-- Start THE RECORDS --

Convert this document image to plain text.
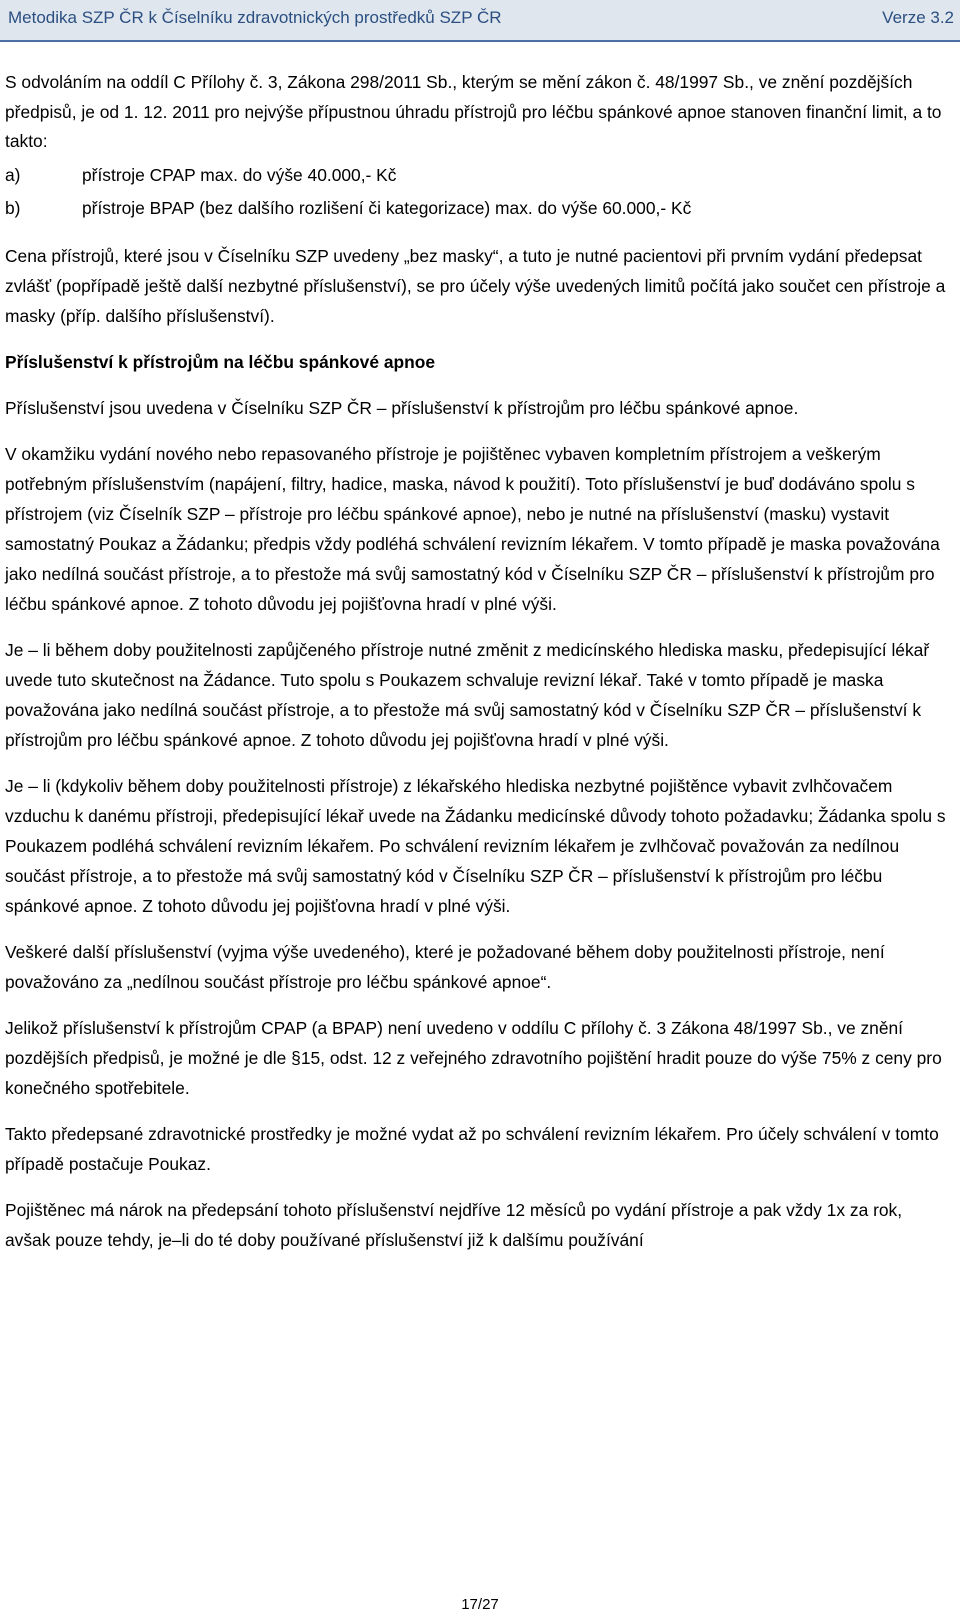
Metodika SZP ČR k Číselníku zdravotnických prostředků SZP ČR	Verze 3.2

S odvoláním na oddíl C Přílohy č. 3, Zákona 298/2011 Sb., kterým se mění zákon č. 48/1997 Sb., ve znění pozdějších předpisů, je od 1. 12. 2011 pro nejvýše přípustnou úhradu přístrojů pro léčbu spánkové apnoe stanoven finanční limit, a to takto:

a)	přístroje CPAP max. do výše 40.000,- Kč
b)	přístroje BPAP (bez dalšího rozlišení či kategorizace) max. do výše 60.000,- Kč

Cena přístrojů, které jsou v Číselníku SZP uvedeny „bez masky“, a tuto je nutné pacientovi při prvním vydání předepsat zvlášť (popřípadě ještě další nezbytné příslušenství), se pro účely výše uvedených limitů počítá jako součet cen přístroje a masky (příp. dalšího příslušenství).

Příslušenství k přístrojům na léčbu spánkové apnoe

Příslušenství jsou uvedena v Číselníku SZP ČR – příslušenství k přístrojům pro léčbu spánkové apnoe.

V okamžiku vydání nového nebo repasovaného přístroje je pojištěnec vybaven kompletním přístrojem a veškerým potřebným příslušenstvím (napájení, filtry, hadice, maska, návod k použití). Toto příslušenství je buď dodáváno spolu s přístrojem (viz Číselník SZP – přístroje pro léčbu spánkové apnoe), nebo je nutné na příslušenství (masku) vystavit samostatný Poukaz a Žádanku; předpis vždy podléhá schválení revizním lékařem. V tomto případě je maska považována jako nedílná součást přístroje, a to přestože má svůj samostatný kód v Číselníku SZP ČR – příslušenství k přístrojům pro léčbu spánkové apnoe. Z tohoto důvodu jej pojišťovna hradí v plné výši.

Je – li během doby použitelnosti zapůjčeného přístroje nutné změnit z medicínského hlediska masku, předepisující lékař uvede tuto skutečnost na Žádance. Tuto spolu s Poukazem schvaluje revizní lékař. Také v tomto případě je maska považována jako nedílná součást přístroje, a to přestože má svůj samostatný kód v Číselníku SZP ČR – příslušenství k přístrojům pro léčbu spánkové apnoe. Z tohoto důvodu jej pojišťovna hradí v plné výši.

Je – li (kdykoliv během doby použitelnosti přístroje) z lékařského hlediska nezbytné pojištěnce vybavit zvlhčovačem vzduchu k danému přístroji, předepisující lékař uvede na Žádanku medicínské důvody tohoto požadavku; Žádanka spolu s Poukazem podléhá schválení revizním lékařem. Po schválení revizním lékařem je zvlhčovač považován za nedílnou součást přístroje, a to přestože má svůj samostatný kód v Číselníku SZP ČR – příslušenství k přístrojům pro léčbu spánkové apnoe. Z tohoto důvodu jej pojišťovna hradí v plné výši.

Veškeré další příslušenství (vyjma výše uvedeného), které je požadované během doby použitelnosti přístroje, není považováno za „nedílnou součást přístroje pro léčbu spánkové apnoe“.

Jelikož příslušenství k přístrojům CPAP (a BPAP) není uvedeno v oddílu C přílohy č. 3 Zákona 48/1997 Sb., ve znění pozdějších předpisů, je možné je dle §15, odst. 12 z veřejného zdravotního pojištění hradit pouze do výše 75% z ceny pro konečného spotřebitele.

Takto předepsané zdravotnické prostředky je možné vydat až po schválení revizním lékařem. Pro účely schválení v tomto případě postačuje Poukaz.

Pojištěnec má nárok na předepsání tohoto příslušenství nejdříve 12 měsíců po vydání přístroje a pak vždy 1x za rok, avšak pouze tehdy, je–li do té doby používané příslušenství již k dalšímu používání

17/27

-- End THE RECORDS --

JOB: Only the number is wanted: how many lines of the data contain the word "pouze"?

THE RESULT: 2